#### Written instruction:
Retype the lines of the material below without any change, beginning at the line that contains "list-item[interactable]: Stopwatch: [268, 150, 691, 168]" and stopping after the line that contains "list-item-type: Triggered Take".

#### Element and region listings:

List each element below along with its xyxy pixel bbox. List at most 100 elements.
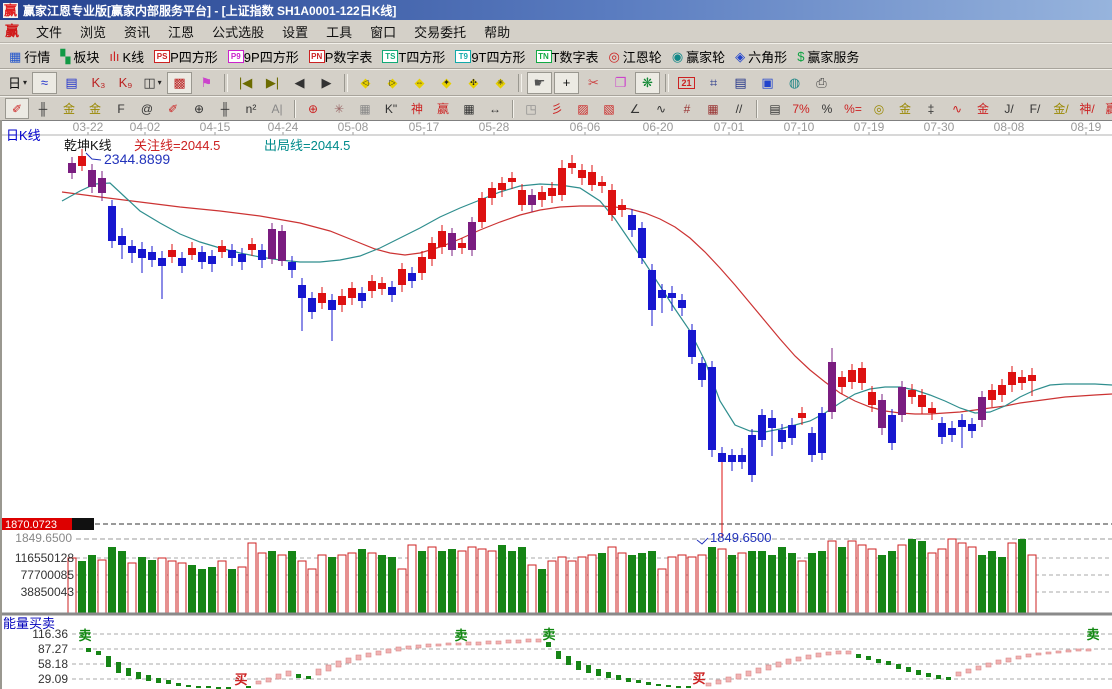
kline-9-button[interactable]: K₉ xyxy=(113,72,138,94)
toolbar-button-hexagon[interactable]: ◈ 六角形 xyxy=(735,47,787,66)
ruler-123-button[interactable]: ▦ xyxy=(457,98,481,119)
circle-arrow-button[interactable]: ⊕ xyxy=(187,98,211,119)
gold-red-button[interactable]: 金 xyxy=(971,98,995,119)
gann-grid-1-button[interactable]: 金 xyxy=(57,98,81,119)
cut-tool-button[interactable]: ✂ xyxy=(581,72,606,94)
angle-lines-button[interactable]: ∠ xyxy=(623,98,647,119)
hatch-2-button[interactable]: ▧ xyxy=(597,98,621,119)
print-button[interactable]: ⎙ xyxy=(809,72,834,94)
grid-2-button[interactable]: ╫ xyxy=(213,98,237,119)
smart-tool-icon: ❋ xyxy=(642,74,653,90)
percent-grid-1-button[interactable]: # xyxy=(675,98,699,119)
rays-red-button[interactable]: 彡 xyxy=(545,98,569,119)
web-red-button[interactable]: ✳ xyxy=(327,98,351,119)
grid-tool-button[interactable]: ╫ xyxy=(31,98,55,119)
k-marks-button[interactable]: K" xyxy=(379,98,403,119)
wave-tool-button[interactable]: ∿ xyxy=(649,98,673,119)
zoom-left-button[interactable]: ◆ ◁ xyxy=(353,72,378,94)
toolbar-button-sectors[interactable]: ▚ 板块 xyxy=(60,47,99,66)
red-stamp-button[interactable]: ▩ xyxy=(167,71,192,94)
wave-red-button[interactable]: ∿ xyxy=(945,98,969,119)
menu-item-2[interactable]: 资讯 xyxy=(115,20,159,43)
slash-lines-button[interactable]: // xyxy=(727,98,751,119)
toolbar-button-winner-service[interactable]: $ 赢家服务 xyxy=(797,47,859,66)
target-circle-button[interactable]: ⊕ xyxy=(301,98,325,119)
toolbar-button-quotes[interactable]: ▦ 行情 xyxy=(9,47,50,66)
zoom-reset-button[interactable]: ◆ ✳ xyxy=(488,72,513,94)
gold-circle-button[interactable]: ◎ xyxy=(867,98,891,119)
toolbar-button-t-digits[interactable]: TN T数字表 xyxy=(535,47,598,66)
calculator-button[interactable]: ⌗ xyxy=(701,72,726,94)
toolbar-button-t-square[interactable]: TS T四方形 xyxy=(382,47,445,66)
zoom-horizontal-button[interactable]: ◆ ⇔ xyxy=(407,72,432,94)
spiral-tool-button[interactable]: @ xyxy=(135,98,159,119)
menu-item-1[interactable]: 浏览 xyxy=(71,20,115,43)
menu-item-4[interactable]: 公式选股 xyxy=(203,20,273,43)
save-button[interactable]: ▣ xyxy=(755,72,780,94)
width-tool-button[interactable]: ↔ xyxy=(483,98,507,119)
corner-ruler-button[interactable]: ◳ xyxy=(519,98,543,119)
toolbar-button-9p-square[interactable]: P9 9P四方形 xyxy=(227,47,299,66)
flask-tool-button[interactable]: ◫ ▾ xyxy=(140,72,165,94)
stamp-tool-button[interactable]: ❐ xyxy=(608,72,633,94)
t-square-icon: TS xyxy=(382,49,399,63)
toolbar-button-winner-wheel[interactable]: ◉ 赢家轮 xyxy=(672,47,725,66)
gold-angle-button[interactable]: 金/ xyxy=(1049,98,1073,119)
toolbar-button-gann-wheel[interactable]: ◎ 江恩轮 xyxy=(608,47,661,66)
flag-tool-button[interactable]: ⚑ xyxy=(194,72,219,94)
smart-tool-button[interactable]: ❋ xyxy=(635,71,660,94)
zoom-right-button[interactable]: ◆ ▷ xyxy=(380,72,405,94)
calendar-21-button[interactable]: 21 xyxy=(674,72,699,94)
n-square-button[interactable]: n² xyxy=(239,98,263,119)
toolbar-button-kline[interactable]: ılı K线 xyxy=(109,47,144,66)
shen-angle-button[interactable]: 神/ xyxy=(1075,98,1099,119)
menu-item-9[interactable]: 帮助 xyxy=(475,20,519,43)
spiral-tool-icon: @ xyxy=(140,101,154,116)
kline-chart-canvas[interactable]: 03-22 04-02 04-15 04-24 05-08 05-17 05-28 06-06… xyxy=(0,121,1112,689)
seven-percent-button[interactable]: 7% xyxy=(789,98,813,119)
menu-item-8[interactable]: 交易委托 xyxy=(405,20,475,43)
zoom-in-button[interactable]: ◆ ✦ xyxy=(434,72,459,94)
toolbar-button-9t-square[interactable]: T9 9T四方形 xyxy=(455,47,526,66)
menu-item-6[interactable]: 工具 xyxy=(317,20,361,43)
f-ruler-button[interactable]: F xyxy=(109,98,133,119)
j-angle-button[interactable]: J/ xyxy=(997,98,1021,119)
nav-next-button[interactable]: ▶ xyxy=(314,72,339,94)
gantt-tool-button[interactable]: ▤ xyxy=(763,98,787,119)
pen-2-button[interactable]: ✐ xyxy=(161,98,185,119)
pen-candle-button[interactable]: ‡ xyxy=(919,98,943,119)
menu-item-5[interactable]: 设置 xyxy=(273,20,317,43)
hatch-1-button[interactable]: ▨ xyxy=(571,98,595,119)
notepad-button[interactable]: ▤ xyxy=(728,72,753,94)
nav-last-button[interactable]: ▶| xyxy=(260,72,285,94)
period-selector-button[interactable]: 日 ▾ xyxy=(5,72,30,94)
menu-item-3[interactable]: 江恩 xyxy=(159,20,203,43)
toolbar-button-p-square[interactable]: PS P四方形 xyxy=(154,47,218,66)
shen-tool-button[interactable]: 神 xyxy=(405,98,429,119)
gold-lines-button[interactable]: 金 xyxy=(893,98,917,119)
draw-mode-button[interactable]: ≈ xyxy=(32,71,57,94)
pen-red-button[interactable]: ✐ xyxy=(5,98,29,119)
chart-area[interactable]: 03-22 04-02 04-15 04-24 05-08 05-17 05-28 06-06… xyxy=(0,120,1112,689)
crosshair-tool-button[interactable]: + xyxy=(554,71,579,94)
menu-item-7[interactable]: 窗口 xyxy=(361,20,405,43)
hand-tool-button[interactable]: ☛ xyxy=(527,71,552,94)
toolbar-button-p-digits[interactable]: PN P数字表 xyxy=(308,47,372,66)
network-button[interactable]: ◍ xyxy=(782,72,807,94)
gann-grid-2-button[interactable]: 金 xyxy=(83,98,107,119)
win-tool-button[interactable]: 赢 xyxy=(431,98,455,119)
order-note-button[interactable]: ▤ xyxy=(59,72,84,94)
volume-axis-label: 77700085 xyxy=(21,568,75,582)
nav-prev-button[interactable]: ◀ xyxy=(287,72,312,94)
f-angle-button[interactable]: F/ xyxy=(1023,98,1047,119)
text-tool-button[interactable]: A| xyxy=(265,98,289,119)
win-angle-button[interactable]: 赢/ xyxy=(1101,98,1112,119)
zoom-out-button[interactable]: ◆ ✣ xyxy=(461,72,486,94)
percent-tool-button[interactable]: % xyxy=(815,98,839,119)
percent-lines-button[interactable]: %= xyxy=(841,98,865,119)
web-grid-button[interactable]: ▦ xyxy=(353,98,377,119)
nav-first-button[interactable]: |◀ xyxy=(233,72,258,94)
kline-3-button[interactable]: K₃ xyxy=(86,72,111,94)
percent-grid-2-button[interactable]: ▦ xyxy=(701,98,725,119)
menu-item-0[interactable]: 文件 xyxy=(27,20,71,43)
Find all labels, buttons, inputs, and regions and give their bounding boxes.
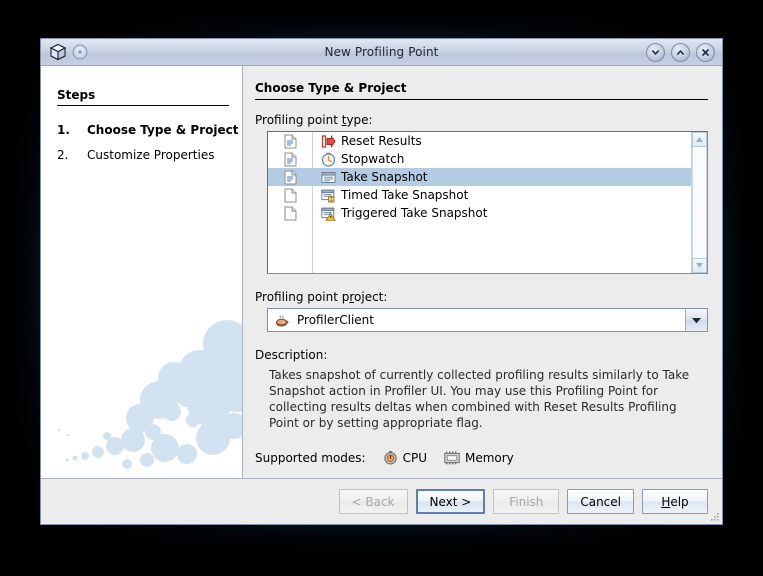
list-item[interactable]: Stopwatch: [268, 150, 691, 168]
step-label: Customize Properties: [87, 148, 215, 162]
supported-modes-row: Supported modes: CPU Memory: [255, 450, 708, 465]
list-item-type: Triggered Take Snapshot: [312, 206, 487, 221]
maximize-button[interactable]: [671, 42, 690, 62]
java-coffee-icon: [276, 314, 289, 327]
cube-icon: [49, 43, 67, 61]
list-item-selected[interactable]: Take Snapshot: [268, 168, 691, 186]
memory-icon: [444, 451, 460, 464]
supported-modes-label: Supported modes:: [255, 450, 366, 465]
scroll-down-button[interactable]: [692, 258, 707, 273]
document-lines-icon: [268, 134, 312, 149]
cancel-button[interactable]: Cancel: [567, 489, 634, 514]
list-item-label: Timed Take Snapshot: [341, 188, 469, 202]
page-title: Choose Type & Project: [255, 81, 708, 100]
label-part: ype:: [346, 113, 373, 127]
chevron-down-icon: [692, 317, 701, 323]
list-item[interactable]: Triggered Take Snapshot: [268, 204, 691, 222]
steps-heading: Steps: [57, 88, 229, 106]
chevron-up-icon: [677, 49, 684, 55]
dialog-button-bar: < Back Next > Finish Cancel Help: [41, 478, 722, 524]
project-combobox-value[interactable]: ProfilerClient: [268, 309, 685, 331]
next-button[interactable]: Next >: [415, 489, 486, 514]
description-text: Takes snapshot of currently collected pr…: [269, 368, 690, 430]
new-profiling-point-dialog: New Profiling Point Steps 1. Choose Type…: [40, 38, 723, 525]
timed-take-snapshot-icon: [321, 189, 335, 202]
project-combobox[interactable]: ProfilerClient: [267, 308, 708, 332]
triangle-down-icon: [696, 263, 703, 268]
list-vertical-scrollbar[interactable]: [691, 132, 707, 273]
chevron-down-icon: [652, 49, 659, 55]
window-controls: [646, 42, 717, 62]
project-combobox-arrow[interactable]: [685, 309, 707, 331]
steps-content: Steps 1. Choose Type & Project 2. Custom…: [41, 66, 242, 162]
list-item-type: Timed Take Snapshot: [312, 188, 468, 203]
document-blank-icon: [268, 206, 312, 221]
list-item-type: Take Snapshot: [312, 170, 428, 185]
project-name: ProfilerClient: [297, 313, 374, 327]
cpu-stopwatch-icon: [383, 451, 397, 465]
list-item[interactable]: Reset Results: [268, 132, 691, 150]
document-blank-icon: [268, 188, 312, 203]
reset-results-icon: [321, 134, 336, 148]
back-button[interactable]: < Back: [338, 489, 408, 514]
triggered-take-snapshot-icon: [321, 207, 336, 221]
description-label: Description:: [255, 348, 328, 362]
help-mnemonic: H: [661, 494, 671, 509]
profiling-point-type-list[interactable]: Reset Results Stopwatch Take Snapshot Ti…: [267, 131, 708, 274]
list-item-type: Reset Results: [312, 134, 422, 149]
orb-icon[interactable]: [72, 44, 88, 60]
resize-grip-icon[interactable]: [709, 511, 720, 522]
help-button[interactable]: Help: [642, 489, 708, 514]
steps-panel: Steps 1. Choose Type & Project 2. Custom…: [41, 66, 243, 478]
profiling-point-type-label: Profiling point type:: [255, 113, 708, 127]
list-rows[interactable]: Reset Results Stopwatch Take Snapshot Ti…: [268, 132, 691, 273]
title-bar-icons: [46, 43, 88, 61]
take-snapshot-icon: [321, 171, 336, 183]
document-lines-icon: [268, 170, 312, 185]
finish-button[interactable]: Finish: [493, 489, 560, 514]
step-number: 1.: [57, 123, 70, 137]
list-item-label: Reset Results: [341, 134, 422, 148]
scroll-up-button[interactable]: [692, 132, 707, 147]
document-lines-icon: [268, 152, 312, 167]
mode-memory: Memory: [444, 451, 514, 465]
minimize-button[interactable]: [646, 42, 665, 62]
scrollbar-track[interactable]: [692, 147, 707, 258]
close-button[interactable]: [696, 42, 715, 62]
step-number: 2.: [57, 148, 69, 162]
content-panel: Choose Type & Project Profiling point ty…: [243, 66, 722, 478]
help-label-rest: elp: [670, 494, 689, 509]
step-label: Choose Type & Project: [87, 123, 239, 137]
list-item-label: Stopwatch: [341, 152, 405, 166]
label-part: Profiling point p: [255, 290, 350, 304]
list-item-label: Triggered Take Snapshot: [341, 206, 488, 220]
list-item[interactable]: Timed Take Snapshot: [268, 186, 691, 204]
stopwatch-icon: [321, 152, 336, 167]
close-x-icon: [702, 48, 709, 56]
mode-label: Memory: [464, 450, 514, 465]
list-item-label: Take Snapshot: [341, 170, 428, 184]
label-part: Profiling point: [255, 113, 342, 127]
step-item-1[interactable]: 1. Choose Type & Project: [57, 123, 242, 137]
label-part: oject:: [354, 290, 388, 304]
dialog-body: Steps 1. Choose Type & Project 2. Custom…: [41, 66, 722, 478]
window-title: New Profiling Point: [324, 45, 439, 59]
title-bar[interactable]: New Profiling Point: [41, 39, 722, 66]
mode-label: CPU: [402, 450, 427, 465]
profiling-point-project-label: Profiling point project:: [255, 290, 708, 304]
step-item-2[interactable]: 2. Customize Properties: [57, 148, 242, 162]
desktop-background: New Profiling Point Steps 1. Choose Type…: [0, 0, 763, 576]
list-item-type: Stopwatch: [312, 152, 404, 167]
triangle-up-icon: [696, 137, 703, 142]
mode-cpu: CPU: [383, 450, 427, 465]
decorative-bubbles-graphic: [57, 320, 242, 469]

#### Problem solution:
list-item[interactable]: Stopwatch: [268, 150, 691, 168]
step-label: Customize Properties: [87, 148, 215, 162]
supported-modes-row: Supported modes: CPU Memory: [255, 450, 708, 465]
list-item-type: Triggered Take Snapshot: [312, 206, 487, 221]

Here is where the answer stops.